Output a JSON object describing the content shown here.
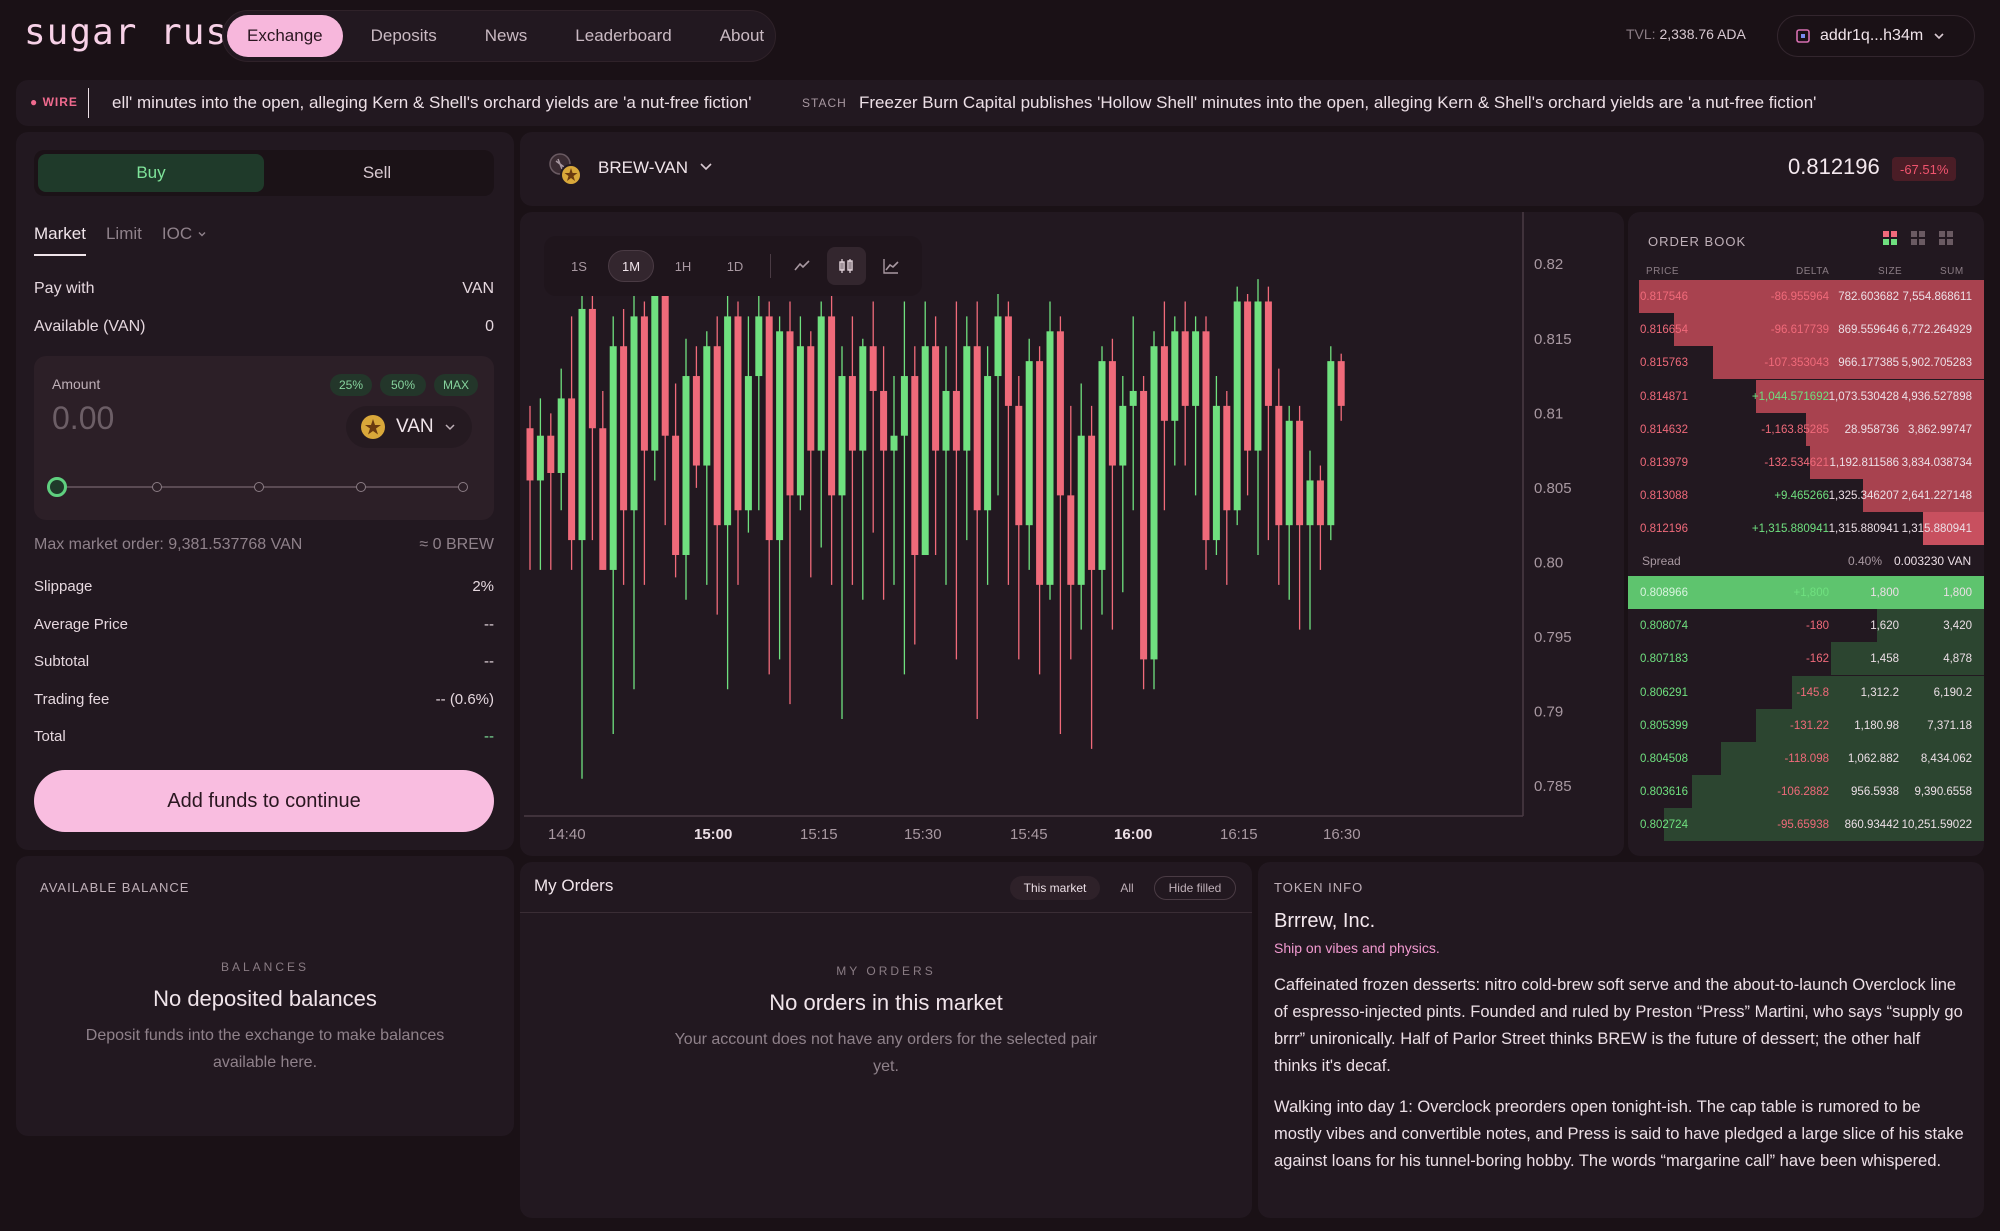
{
  "header": {
    "logo": "sugar rush",
    "nav": [
      {
        "label": "Exchange",
        "active": true
      },
      {
        "label": "Deposits",
        "active": false
      },
      {
        "label": "News",
        "active": false
      },
      {
        "label": "Leaderboard",
        "active": false
      },
      {
        "label": "About",
        "active": false
      }
    ],
    "tvl_label": "TVL:",
    "tvl_value": "2,338.76 ADA",
    "wallet": "addr1q...h34m"
  },
  "ticker": {
    "label": "WIRE",
    "text1": "ell' minutes into the open, alleging Kern & Shell's orchard yields are 'a nut-free fiction'",
    "tag2": "STACH",
    "text2": "Freezer Burn Capital publishes 'Hollow Shell' minutes into the open, alleging Kern & Shell's orchard yields are 'a nut-free fiction'"
  },
  "trade": {
    "buy": "Buy",
    "sell": "Sell",
    "order_types": [
      "Market",
      "Limit",
      "IOC"
    ],
    "pay_with_label": "Pay with",
    "pay_with_value": "VAN",
    "available_label": "Available (VAN)",
    "available_value": "0",
    "amount_label": "Amount",
    "pct": [
      "25%",
      "50%",
      "MAX"
    ],
    "amount_value": "0.00",
    "token": "VAN",
    "slider_fraction": 0,
    "max_order": "Max market order: 9,381.537768 VAN",
    "approx": "≈ 0 BREW",
    "slippage_label": "Slippage",
    "slippage_value": "2%",
    "avg_price_label": "Average Price",
    "avg_price_value": "--",
    "subtotal_label": "Subtotal",
    "subtotal_value": "--",
    "fee_label": "Trading fee",
    "fee_value": "-- (0.6%)",
    "total_label": "Total",
    "total_value": "--",
    "cta": "Add funds to continue"
  },
  "balances": {
    "title": "AVAILABLE BALANCE",
    "caption": "BALANCES",
    "empty_title": "No deposited balances",
    "empty_desc": "Deposit funds into the exchange to make balances available here."
  },
  "pair": {
    "name": "BREW-VAN",
    "price": "0.812196",
    "change": "-67.51%"
  },
  "chart": {
    "timeframes": [
      "1S",
      "1M",
      "1H",
      "1D"
    ],
    "active_timeframe": "1M",
    "y_ticks": [
      "0.82",
      "0.815",
      "0.81",
      "0.805",
      "0.80",
      "0.795",
      "0.79",
      "0.785"
    ],
    "x_ticks": [
      {
        "label": "14:40",
        "bold": false
      },
      {
        "label": "15:00",
        "bold": true
      },
      {
        "label": "15:15",
        "bold": false
      },
      {
        "label": "15:30",
        "bold": false
      },
      {
        "label": "15:45",
        "bold": false
      },
      {
        "label": "16:00",
        "bold": true
      },
      {
        "label": "16:15",
        "bold": false
      },
      {
        "label": "16:30",
        "bold": false
      }
    ],
    "up_color": "#6fe07f",
    "down_color": "#f06a7a"
  },
  "chart_data": {
    "type": "candlestick",
    "ylim": [
      0.783,
      0.8235
    ],
    "x_labels": [
      "14:40",
      "15:00",
      "15:15",
      "15:30",
      "15:45",
      "16:00",
      "16:15",
      "16:30"
    ],
    "candles": [
      [
        0.809,
        0.8055,
        0.8105,
        0.7995
      ],
      [
        0.8055,
        0.8085,
        0.811,
        0.7995
      ],
      [
        0.8085,
        0.806,
        0.81,
        0.7995
      ],
      [
        0.806,
        0.811,
        0.813,
        0.8035
      ],
      [
        0.811,
        0.8015,
        0.8165,
        0.7995
      ],
      [
        0.8015,
        0.817,
        0.818,
        0.7855
      ],
      [
        0.817,
        0.809,
        0.8185,
        0.8015
      ],
      [
        0.809,
        0.7995,
        0.8115,
        0.7995
      ],
      [
        0.7995,
        0.8145,
        0.8165,
        0.7885
      ],
      [
        0.8145,
        0.8035,
        0.817,
        0.7985
      ],
      [
        0.8035,
        0.8165,
        0.8205,
        0.7915
      ],
      [
        0.8165,
        0.8075,
        0.8175,
        0.7985
      ],
      [
        0.8075,
        0.8185,
        0.819,
        0.8055
      ],
      [
        0.8185,
        0.8085,
        0.8195,
        0.8025
      ],
      [
        0.8085,
        0.8005,
        0.812,
        0.799
      ],
      [
        0.8005,
        0.8125,
        0.815,
        0.7975
      ],
      [
        0.8125,
        0.8065,
        0.8145,
        0.805
      ],
      [
        0.8065,
        0.8145,
        0.8155,
        0.7985
      ],
      [
        0.8145,
        0.8025,
        0.8165,
        0.7965
      ],
      [
        0.8025,
        0.8165,
        0.8185,
        0.7915
      ],
      [
        0.8165,
        0.8035,
        0.8175,
        0.7985
      ],
      [
        0.8035,
        0.8125,
        0.8165,
        0.802
      ],
      [
        0.8125,
        0.8165,
        0.8185,
        0.8035
      ],
      [
        0.8165,
        0.8015,
        0.8175,
        0.7925
      ],
      [
        0.8015,
        0.8155,
        0.8165,
        0.7935
      ],
      [
        0.8155,
        0.8045,
        0.8175,
        0.7905
      ],
      [
        0.8045,
        0.8145,
        0.8165,
        0.8035
      ],
      [
        0.8145,
        0.8075,
        0.8155,
        0.799
      ],
      [
        0.8075,
        0.8165,
        0.8175,
        0.801
      ],
      [
        0.8165,
        0.8045,
        0.8185,
        0.7985
      ],
      [
        0.8045,
        0.8125,
        0.8145,
        0.7895
      ],
      [
        0.8125,
        0.8075,
        0.8165,
        0.7985
      ],
      [
        0.8075,
        0.8145,
        0.815,
        0.7975
      ],
      [
        0.8145,
        0.8115,
        0.8175,
        0.802
      ],
      [
        0.8115,
        0.8075,
        0.8145,
        0.7975
      ],
      [
        0.8075,
        0.8085,
        0.8125,
        0.7985
      ],
      [
        0.8085,
        0.8125,
        0.8175,
        0.7925
      ],
      [
        0.8125,
        0.8005,
        0.8145,
        0.7945
      ],
      [
        0.8005,
        0.8145,
        0.8175,
        0.8015
      ],
      [
        0.8145,
        0.8075,
        0.8165,
        0.8005
      ],
      [
        0.8075,
        0.8115,
        0.8145,
        0.7985
      ],
      [
        0.8115,
        0.8075,
        0.8175,
        0.7935
      ],
      [
        0.8075,
        0.8145,
        0.8165,
        0.8015
      ],
      [
        0.8145,
        0.8035,
        0.8175,
        0.7895
      ],
      [
        0.8035,
        0.8125,
        0.8145,
        0.7985
      ],
      [
        0.8125,
        0.8165,
        0.818,
        0.8045
      ],
      [
        0.8165,
        0.8105,
        0.8175,
        0.7985
      ],
      [
        0.8105,
        0.8025,
        0.8125,
        0.7935
      ],
      [
        0.8025,
        0.8135,
        0.815,
        0.7995
      ],
      [
        0.8135,
        0.7985,
        0.8145,
        0.7925
      ],
      [
        0.7985,
        0.8155,
        0.8175,
        0.7975
      ],
      [
        0.8155,
        0.8045,
        0.8165,
        0.7885
      ],
      [
        0.8045,
        0.7985,
        0.8105,
        0.7935
      ],
      [
        0.7985,
        0.8085,
        0.812,
        0.7955
      ],
      [
        0.8085,
        0.7995,
        0.8105,
        0.7875
      ],
      [
        0.7995,
        0.8135,
        0.8145,
        0.7965
      ],
      [
        0.8135,
        0.8065,
        0.815,
        0.7955
      ],
      [
        0.8065,
        0.8105,
        0.8125,
        0.798
      ],
      [
        0.8105,
        0.8115,
        0.8165,
        0.8035
      ],
      [
        0.8115,
        0.7935,
        0.8125,
        0.7915
      ],
      [
        0.7935,
        0.8145,
        0.8155,
        0.7915
      ],
      [
        0.8145,
        0.8095,
        0.8175,
        0.8035
      ],
      [
        0.8095,
        0.8155,
        0.8165,
        0.8065
      ],
      [
        0.8155,
        0.8105,
        0.8175,
        0.8065
      ],
      [
        0.8105,
        0.8155,
        0.8165,
        0.8045
      ],
      [
        0.8155,
        0.8015,
        0.8165,
        0.7995
      ],
      [
        0.8015,
        0.8105,
        0.8125,
        0.8005
      ],
      [
        0.8105,
        0.8035,
        0.8115,
        0.7985
      ],
      [
        0.8035,
        0.8175,
        0.8185,
        0.8025
      ],
      [
        0.8175,
        0.8075,
        0.818,
        0.8045
      ],
      [
        0.8075,
        0.8175,
        0.819,
        0.8005
      ],
      [
        0.8175,
        0.8105,
        0.8185,
        0.8015
      ],
      [
        0.8105,
        0.8025,
        0.813,
        0.7985
      ],
      [
        0.8025,
        0.8095,
        0.8105,
        0.7975
      ],
      [
        0.8095,
        0.8025,
        0.8105,
        0.7955
      ],
      [
        0.8025,
        0.8055,
        0.8075,
        0.7955
      ],
      [
        0.8055,
        0.8025,
        0.8065,
        0.7995
      ],
      [
        0.8025,
        0.8135,
        0.8145,
        0.8015
      ],
      [
        0.8135,
        0.8105,
        0.814,
        0.8095
      ]
    ]
  },
  "orderbook": {
    "title": "ORDER BOOK",
    "headers": [
      "PRICE",
      "DELTA",
      "SIZE",
      "SUM"
    ],
    "asks": [
      {
        "price": "0.817546",
        "delta": "-86.955964",
        "size": "782.603682",
        "sum": "7,554.868611",
        "depth": 0.97
      },
      {
        "price": "0.816654",
        "delta": "-96.617739",
        "size": "869.559646",
        "sum": "6,772.264929",
        "depth": 0.87
      },
      {
        "price": "0.815763",
        "delta": "-107.353043",
        "size": "966.177385",
        "sum": "5,902.705283",
        "depth": 0.76
      },
      {
        "price": "0.814871",
        "delta": "+1,044.571692",
        "size": "1,073.530428",
        "sum": "4,936.527898",
        "depth": 0.64
      },
      {
        "price": "0.814632",
        "delta": "-1,163.85285",
        "size": "28.958736",
        "sum": "3,862.99747",
        "depth": 0.5
      },
      {
        "price": "0.813979",
        "delta": "-132.534621",
        "size": "1,192.811586",
        "sum": "3,834.038734",
        "depth": 0.49
      },
      {
        "price": "0.813088",
        "delta": "+9.465266",
        "size": "1,325.346207",
        "sum": "2,641.227148",
        "depth": 0.34
      },
      {
        "price": "0.812196",
        "delta": "+1,315.880941",
        "size": "1,315.880941",
        "sum": "1,315.880941",
        "depth": 0.17
      }
    ],
    "spread_label": "Spread",
    "spread_pct": "0.40%",
    "spread_value": "0.003230 VAN",
    "bids": [
      {
        "price": "0.808966",
        "delta": "+1,800",
        "size": "1,800",
        "sum": "1,800",
        "depth": 0.16
      },
      {
        "price": "0.808074",
        "delta": "-180",
        "size": "1,620",
        "sum": "3,420",
        "depth": 0.3
      },
      {
        "price": "0.807183",
        "delta": "-162",
        "size": "1,458",
        "sum": "4,878",
        "depth": 0.43
      },
      {
        "price": "0.806291",
        "delta": "-145.8",
        "size": "1,312.2",
        "sum": "6,190.2",
        "depth": 0.54
      },
      {
        "price": "0.805399",
        "delta": "-131.22",
        "size": "1,180.98",
        "sum": "7,371.18",
        "depth": 0.64
      },
      {
        "price": "0.804508",
        "delta": "-118.098",
        "size": "1,062.882",
        "sum": "8,434.062",
        "depth": 0.74
      },
      {
        "price": "0.803616",
        "delta": "-106.2882",
        "size": "956.5938",
        "sum": "9,390.6558",
        "depth": 0.82
      },
      {
        "price": "0.802724",
        "delta": "-95.65938",
        "size": "860.93442",
        "sum": "10,251.59022",
        "depth": 0.9
      }
    ]
  },
  "my_orders": {
    "title": "My Orders",
    "filters": [
      "This market",
      "All",
      "Hide filled"
    ],
    "caption": "MY ORDERS",
    "empty_title": "No orders in this market",
    "empty_desc": "Your account does not have any orders for the selected pair yet."
  },
  "token_info": {
    "title": "TOKEN INFO",
    "name": "Brrrew, Inc.",
    "tagline": "Ship on vibes and physics.",
    "para1": "Caffeinated frozen desserts: nitro cold-brew soft serve and the about-to-launch Overclock line of espresso-injected pints. Founded and ruled by Preston “Press” Martini, who says “supply go brrr” unironically. Half of Parlor Street thinks BREW is the future of dessert; the other half thinks it's decaf.",
    "para2": "Walking into day 1: Overclock preorders open tonight-ish. The cap table is rumored to be mostly vibes and convertible notes, and Press is said to have pledged a large slice of his stake against loans for his tunnel-boring hobby. The words “margarine call” have been whispered."
  }
}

Instructions to follow:
Copy each line of the listing that holds the word "caption".

The output:
    "caption": "BALANCES",
    "caption": "MY ORDERS",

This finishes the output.